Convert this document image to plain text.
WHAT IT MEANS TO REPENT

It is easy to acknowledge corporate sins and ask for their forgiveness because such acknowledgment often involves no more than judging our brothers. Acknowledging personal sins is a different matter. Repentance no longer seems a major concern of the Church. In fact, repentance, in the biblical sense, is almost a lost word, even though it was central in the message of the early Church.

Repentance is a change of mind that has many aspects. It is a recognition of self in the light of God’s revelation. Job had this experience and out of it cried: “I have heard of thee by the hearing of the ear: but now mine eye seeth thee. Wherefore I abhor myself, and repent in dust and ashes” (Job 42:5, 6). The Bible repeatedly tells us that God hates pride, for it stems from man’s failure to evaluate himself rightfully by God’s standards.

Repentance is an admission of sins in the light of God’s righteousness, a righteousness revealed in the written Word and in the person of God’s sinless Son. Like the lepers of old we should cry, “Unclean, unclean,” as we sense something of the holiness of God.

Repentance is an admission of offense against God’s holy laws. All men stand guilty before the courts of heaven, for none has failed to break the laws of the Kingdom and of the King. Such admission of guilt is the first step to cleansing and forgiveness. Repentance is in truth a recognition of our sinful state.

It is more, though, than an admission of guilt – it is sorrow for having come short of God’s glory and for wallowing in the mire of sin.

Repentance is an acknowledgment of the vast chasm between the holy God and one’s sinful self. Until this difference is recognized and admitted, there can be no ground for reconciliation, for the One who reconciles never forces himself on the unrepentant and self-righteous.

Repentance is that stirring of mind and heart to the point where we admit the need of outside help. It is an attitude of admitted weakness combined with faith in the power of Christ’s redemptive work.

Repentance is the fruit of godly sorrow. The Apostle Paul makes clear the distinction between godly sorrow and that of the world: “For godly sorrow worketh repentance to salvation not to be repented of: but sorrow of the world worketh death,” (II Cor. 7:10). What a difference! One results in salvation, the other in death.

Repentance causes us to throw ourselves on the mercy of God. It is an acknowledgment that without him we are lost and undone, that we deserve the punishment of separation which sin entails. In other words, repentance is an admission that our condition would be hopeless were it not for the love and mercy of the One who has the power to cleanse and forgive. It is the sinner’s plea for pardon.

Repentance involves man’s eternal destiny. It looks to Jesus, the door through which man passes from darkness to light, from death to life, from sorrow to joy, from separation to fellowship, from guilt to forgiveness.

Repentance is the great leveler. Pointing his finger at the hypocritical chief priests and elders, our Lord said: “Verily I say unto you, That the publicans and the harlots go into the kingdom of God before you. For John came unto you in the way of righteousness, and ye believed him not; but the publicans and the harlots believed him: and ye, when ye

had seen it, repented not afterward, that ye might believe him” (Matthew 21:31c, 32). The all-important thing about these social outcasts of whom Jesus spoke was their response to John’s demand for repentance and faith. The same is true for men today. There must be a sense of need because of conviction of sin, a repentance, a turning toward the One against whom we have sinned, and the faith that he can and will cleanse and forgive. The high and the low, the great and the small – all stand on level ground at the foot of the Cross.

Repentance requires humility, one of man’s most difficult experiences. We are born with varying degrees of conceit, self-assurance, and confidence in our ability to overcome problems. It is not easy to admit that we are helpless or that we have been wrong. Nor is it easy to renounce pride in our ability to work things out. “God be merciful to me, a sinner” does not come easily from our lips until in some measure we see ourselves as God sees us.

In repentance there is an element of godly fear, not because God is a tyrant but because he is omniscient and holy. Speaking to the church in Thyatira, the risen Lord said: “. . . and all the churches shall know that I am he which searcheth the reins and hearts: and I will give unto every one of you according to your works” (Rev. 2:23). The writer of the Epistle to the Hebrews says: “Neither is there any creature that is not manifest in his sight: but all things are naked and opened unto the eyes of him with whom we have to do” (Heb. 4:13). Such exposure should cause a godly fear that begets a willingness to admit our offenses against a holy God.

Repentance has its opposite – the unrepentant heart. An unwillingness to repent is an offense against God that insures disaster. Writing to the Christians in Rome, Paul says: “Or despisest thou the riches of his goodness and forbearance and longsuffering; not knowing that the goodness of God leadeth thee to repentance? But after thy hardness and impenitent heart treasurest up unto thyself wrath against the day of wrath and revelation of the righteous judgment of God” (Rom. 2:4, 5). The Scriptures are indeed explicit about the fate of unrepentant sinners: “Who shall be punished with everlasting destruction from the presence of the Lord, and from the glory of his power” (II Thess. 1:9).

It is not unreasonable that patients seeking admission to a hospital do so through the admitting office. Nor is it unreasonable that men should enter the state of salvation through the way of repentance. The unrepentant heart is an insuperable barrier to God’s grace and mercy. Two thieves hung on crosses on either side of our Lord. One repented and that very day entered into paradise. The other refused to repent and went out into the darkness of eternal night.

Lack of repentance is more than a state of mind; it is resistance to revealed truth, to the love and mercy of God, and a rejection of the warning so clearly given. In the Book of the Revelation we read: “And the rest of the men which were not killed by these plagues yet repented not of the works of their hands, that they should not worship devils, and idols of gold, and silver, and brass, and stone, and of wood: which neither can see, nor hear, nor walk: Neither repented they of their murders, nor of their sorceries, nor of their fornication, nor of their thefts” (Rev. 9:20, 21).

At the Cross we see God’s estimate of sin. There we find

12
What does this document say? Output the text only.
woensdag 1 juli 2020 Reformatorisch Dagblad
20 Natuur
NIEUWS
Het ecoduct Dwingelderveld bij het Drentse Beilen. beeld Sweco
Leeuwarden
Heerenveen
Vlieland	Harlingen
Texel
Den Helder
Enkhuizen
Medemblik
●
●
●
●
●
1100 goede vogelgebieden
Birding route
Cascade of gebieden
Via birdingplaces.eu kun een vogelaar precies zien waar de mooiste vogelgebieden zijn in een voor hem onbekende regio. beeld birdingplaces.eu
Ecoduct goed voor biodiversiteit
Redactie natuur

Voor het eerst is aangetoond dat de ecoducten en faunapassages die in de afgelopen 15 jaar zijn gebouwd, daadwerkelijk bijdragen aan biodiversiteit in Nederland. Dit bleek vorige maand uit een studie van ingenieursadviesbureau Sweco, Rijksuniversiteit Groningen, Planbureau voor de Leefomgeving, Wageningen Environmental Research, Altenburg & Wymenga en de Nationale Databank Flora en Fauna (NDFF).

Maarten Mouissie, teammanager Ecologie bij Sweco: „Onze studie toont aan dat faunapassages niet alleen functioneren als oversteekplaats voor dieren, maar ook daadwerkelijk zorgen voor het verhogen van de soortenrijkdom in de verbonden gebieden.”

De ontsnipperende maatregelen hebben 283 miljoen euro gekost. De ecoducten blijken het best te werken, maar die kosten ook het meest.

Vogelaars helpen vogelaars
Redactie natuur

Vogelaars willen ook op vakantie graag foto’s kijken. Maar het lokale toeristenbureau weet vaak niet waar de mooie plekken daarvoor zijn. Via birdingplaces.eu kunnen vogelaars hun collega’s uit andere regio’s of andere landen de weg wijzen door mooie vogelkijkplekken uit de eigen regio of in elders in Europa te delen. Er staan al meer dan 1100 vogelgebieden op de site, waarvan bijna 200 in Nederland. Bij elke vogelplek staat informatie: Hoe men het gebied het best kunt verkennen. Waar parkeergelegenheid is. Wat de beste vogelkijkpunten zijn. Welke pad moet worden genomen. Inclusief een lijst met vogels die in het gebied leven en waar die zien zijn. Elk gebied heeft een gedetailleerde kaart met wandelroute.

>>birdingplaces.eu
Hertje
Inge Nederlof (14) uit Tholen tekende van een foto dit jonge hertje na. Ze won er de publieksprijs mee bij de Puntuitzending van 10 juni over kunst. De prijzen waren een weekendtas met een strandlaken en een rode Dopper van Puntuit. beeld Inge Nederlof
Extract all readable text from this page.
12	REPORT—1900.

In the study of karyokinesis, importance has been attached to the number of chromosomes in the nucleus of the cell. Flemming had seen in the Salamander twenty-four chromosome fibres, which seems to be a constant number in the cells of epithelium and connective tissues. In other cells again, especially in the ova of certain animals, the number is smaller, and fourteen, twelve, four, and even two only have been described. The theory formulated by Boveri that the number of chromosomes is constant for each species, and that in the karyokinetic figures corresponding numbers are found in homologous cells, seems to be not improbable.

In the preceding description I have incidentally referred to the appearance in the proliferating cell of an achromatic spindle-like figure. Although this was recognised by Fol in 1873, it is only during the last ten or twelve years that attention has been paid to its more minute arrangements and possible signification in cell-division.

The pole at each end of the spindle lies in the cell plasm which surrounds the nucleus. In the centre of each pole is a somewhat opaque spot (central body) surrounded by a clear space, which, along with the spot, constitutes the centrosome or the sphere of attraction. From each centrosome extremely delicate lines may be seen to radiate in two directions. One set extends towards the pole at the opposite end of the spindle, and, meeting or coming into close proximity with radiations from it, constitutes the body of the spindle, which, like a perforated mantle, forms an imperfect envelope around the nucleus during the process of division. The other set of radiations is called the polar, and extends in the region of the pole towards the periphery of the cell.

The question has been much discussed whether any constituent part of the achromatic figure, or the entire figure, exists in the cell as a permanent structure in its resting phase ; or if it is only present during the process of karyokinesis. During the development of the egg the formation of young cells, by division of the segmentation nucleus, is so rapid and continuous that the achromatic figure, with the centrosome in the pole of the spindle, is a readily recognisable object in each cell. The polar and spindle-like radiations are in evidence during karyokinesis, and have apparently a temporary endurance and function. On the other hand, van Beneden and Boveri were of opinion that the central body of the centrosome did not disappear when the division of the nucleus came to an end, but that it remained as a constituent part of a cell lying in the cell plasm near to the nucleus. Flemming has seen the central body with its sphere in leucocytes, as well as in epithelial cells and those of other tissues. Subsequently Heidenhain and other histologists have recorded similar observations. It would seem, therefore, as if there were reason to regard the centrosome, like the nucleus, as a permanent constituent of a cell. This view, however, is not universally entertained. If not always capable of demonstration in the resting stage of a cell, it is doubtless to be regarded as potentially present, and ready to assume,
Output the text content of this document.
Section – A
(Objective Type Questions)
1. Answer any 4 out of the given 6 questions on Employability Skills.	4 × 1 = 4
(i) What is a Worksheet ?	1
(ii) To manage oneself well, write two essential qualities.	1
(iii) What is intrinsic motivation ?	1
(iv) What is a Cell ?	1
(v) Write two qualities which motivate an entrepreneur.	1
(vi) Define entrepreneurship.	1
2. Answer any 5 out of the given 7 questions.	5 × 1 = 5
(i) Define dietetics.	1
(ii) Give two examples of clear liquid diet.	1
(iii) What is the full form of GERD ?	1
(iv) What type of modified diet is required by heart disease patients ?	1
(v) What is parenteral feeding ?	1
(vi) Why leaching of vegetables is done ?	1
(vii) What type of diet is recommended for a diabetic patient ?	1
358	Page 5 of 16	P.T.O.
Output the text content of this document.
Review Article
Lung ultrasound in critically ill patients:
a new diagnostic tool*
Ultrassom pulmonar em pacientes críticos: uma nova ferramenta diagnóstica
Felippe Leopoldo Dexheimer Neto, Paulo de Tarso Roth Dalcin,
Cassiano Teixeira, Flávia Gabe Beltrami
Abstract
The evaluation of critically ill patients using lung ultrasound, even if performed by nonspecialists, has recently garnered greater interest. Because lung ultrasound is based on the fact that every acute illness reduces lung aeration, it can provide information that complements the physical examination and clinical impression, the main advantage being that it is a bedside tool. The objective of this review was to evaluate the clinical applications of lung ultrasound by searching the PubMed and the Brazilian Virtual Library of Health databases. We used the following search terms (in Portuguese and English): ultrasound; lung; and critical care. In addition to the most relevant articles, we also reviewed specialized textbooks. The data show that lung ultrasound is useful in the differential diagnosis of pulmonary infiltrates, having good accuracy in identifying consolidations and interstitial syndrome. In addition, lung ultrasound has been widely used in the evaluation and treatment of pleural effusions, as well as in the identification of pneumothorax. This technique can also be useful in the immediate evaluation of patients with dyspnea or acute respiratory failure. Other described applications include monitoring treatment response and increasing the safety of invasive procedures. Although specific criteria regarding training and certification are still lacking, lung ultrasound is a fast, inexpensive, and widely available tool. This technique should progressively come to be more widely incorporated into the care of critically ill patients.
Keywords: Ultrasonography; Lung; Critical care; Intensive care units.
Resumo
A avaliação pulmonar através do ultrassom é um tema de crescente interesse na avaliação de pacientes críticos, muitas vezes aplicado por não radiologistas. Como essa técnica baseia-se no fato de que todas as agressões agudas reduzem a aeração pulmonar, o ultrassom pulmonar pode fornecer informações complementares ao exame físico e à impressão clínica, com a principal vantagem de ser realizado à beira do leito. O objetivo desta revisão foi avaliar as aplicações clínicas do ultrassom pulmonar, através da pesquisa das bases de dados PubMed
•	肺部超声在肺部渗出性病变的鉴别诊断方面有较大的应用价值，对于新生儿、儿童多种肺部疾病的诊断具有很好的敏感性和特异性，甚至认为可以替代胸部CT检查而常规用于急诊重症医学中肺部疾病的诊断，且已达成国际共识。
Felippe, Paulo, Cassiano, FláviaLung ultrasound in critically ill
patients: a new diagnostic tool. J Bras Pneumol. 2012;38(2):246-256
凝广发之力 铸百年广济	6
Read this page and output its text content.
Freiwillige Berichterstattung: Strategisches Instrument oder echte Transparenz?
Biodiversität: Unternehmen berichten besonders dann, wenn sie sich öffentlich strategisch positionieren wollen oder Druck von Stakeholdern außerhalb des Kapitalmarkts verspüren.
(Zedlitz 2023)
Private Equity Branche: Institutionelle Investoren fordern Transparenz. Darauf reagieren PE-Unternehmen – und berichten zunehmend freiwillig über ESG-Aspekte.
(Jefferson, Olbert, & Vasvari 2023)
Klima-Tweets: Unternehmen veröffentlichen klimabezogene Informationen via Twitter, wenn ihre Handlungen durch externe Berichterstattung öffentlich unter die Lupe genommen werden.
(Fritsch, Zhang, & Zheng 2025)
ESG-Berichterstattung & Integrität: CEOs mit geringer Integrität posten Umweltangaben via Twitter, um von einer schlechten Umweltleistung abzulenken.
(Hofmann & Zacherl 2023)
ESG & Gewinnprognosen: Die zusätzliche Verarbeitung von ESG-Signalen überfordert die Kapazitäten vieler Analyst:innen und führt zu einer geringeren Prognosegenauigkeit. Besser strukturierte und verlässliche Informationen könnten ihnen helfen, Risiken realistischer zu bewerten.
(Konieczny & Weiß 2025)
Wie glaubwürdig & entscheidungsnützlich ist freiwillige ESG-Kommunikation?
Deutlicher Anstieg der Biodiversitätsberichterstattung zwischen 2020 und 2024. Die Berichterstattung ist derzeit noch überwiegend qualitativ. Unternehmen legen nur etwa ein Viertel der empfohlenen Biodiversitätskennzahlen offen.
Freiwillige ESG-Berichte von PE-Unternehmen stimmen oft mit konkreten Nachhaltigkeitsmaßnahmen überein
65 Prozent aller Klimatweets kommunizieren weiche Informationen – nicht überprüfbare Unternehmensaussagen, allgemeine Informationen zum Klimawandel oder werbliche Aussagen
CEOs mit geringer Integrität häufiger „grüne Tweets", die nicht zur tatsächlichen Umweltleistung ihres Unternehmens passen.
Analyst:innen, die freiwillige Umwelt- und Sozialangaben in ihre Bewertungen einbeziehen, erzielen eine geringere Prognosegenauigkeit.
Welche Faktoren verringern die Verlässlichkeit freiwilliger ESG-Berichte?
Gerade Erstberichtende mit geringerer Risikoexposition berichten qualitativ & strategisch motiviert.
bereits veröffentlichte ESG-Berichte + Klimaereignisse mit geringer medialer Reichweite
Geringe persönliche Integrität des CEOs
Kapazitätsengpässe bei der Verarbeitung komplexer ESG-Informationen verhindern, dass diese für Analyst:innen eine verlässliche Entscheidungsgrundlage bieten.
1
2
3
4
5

# # #

§ ABOUT THIS TASK: Across all the entries, how many lines include "einer"? Answer with the number alone.

§ WRITTEN SOLUTION: 2